Dataset items
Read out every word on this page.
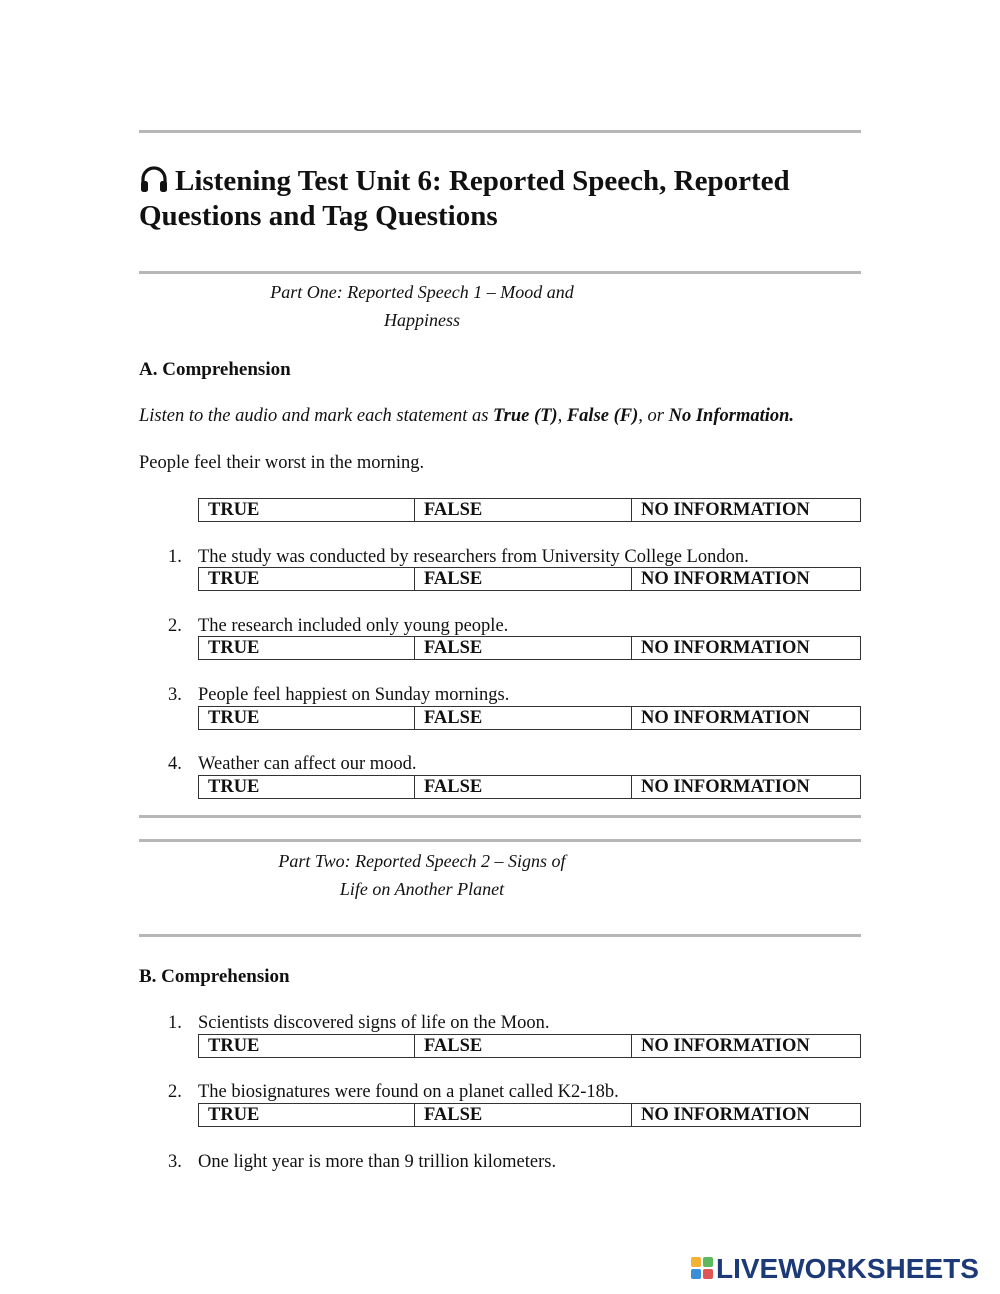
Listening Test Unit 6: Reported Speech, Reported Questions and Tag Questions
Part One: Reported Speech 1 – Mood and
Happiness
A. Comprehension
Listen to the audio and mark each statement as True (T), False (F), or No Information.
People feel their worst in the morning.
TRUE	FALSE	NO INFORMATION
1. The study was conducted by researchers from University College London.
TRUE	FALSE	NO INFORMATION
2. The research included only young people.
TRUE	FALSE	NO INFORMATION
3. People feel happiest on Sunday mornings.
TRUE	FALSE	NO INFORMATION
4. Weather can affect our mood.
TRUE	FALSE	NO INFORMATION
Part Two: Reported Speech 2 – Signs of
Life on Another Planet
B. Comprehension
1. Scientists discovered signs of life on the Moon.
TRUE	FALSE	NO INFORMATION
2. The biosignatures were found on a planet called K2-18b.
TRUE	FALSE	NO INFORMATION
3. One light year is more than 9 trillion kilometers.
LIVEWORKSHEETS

--

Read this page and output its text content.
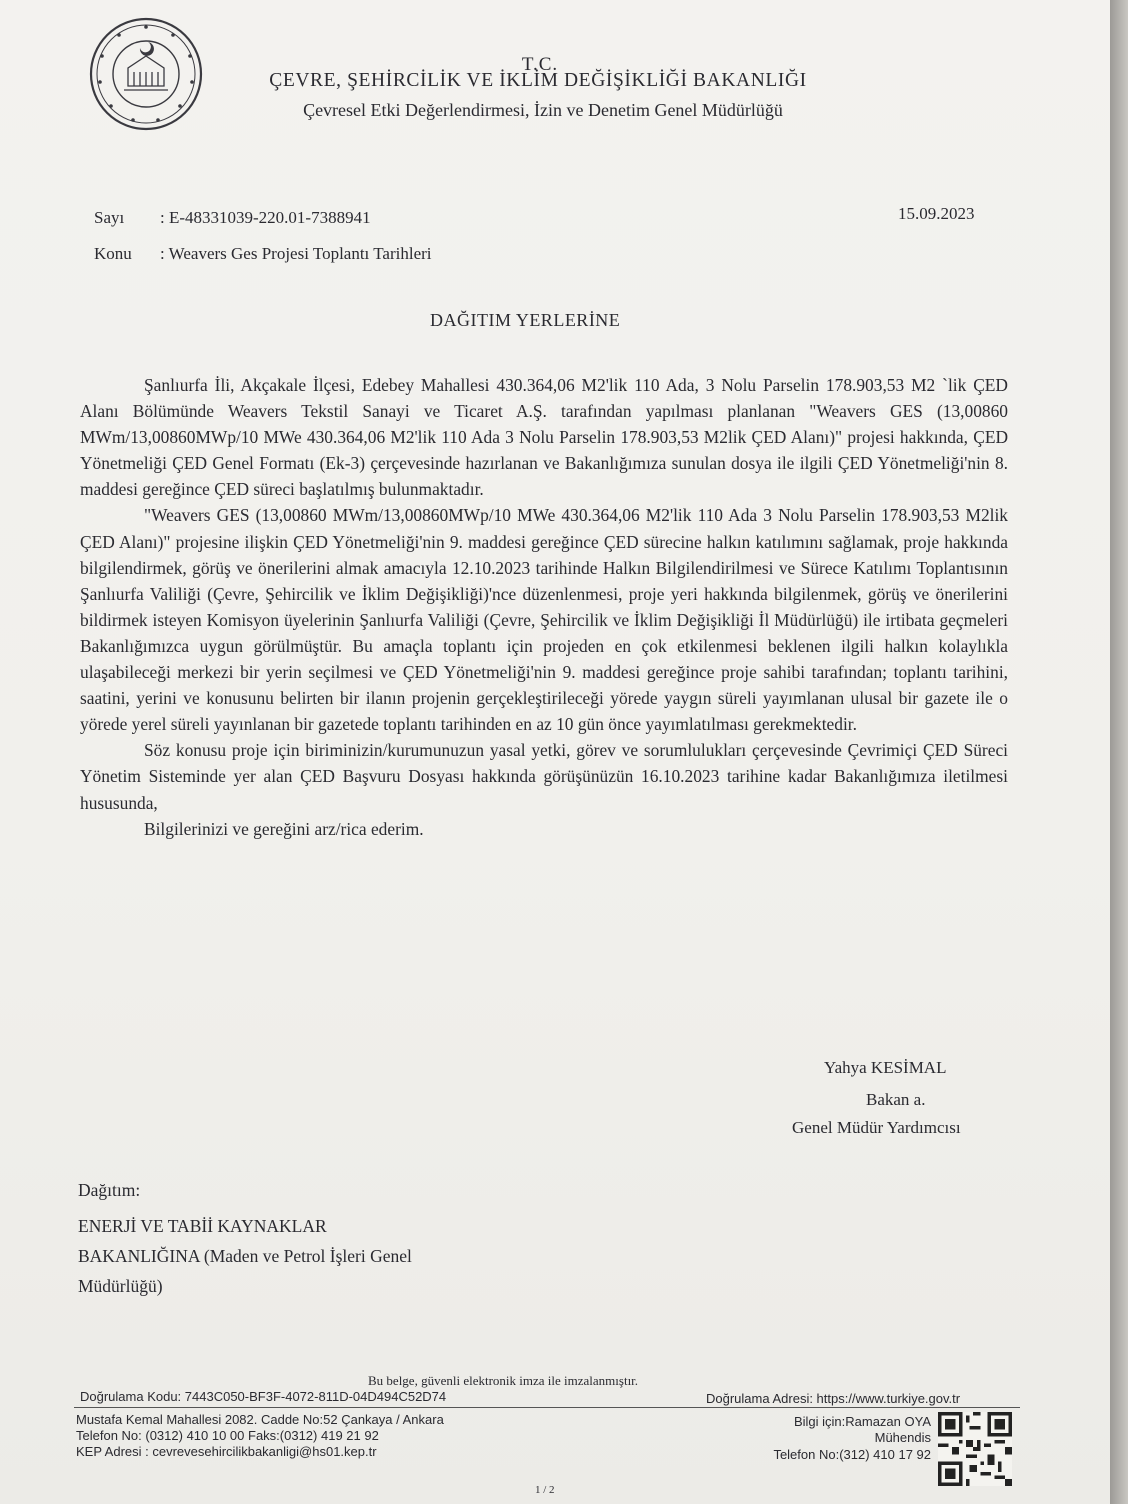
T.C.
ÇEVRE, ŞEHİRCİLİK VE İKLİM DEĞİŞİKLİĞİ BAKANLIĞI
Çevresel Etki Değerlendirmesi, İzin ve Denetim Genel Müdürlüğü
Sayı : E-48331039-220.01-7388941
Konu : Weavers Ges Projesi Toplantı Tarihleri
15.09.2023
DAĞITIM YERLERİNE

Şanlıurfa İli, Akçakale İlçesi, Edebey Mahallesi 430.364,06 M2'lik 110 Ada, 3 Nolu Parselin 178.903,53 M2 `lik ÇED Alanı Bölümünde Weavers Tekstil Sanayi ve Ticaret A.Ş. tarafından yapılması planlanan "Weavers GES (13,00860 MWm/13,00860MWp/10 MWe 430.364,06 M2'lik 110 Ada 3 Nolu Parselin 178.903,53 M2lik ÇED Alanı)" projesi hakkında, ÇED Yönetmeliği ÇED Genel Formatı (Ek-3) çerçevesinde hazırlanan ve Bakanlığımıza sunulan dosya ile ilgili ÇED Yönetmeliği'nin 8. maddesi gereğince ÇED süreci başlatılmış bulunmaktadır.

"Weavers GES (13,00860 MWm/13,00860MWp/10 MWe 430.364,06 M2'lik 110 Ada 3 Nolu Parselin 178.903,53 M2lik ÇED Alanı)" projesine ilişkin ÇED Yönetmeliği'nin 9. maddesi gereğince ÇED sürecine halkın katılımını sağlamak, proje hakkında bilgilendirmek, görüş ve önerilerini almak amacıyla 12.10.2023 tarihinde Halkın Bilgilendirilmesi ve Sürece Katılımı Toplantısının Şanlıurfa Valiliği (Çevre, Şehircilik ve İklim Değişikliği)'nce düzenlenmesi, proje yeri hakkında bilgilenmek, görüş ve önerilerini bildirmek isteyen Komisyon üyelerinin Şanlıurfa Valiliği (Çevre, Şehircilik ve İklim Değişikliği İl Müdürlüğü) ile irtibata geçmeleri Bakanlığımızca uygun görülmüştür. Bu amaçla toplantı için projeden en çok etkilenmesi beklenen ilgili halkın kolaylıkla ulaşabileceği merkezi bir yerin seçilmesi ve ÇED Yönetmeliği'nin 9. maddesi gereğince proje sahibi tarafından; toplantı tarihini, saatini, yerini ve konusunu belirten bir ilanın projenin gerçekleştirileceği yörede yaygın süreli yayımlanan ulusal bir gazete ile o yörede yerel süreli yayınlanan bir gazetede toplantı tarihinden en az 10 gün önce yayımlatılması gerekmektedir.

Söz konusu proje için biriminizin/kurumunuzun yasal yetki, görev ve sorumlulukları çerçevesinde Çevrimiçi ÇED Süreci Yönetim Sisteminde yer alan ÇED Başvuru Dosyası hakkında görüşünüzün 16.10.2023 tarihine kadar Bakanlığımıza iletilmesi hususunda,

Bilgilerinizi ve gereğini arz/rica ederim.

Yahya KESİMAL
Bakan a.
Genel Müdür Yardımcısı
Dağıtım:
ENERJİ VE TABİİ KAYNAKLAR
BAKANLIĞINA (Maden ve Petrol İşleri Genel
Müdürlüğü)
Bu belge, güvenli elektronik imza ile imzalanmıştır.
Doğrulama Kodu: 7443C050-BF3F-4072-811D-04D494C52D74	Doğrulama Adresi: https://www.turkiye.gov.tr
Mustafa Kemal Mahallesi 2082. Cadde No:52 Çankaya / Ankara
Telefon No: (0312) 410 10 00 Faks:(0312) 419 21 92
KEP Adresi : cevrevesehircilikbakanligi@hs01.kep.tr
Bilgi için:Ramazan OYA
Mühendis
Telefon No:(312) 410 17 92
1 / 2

---

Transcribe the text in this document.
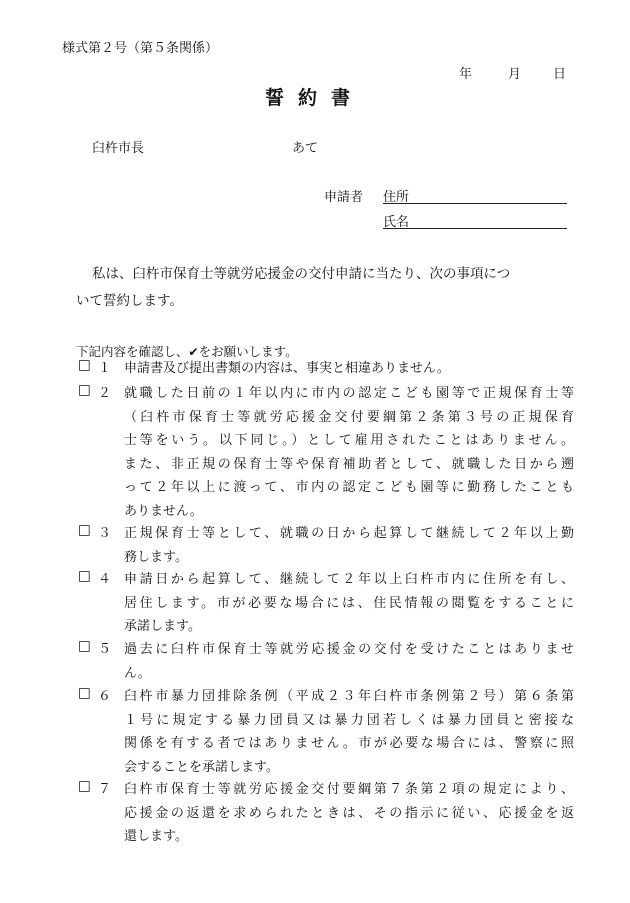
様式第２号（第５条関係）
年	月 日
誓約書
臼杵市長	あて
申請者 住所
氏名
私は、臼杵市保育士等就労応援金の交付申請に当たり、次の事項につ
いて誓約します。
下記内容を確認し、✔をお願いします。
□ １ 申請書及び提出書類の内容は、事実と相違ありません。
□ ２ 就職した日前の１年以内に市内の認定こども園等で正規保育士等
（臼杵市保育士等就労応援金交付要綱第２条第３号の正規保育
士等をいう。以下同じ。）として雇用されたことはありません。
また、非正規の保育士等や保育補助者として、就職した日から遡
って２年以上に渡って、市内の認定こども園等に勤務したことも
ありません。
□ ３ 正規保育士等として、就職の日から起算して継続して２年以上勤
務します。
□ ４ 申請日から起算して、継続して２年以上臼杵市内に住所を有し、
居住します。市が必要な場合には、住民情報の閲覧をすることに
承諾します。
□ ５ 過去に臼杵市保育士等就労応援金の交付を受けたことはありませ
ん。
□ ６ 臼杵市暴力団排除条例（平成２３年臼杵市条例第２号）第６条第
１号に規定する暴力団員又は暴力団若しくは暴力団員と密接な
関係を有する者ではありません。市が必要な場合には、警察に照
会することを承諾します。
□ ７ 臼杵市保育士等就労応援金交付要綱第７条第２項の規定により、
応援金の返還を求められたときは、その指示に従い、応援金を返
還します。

== Job ==
Gather every line from the entries above where the word "tarafından" appears, and copy them.

== Worked solution ==
Şanlıurfa İli, Akçakale İlçesi, Edebey Mahallesi 430.364,06 M2'lik 110 Ada, 3 Nolu Parselin 178.903,53 M2 `lik ÇED Alanı Bölümünde Weavers Tekstil Sanayi ve Ticaret A.Ş. tarafından yapılması planlanan "Weavers GES (13,00860 MWm/13,00860MWp/10 MWe 430.364,06 M2'lik 110 Ada 3 Nolu Parselin 178.903,53 M2lik ÇED Alanı)" projesi hakkında, ÇED Yönetmeliği ÇED Genel Formatı (Ek-3) çerçevesinde hazırlanan ve Bakanlığımıza sunulan dosya ile ilgili ÇED Yönetmeliği'nin 8. maddesi gereğince ÇED süreci başlatılmış bulunmaktadır.
"Weavers GES (13,00860 MWm/13,00860MWp/10 MWe 430.364,06 M2'lik 110 Ada 3 Nolu Parselin 178.903,53 M2lik ÇED Alanı)" projesine ilişkin ÇED Yönetmeliği'nin 9. maddesi gereğince ÇED sürecine halkın katılımını sağlamak, proje hakkında bilgilendirmek, görüş ve önerilerini almak amacıyla 12.10.2023 tarihinde Halkın Bilgilendirilmesi ve Sürece Katılımı Toplantısının Şanlıurfa Valiliği (Çevre, Şehircilik ve İklim Değişikliği)'nce düzenlenmesi, proje yeri hakkında bilgilenmek, görüş ve önerilerini bildirmek isteyen Komisyon üyelerinin Şanlıurfa Valiliği (Çevre, Şehircilik ve İklim Değişikliği İl Müdürlüğü) ile irtibata geçmeleri Bakanlığımızca uygun görülmüştür. Bu amaçla toplantı için projeden en çok etkilenmesi beklenen ilgili halkın kolaylıkla ulaşabileceği merkezi bir yerin seçilmesi ve ÇED Yönetmeliği'nin 9. maddesi gereğince proje sahibi tarafından; toplantı tarihini, saatini, yerini ve konusunu belirten bir ilanın projenin gerçekleştirileceği yörede yaygın süreli yayımlanan ulusal bir gazete ile o yörede yerel süreli yayınlanan bir gazetede toplantı tarihinden en az 10 gün önce yayımlatılması gerekmektedir.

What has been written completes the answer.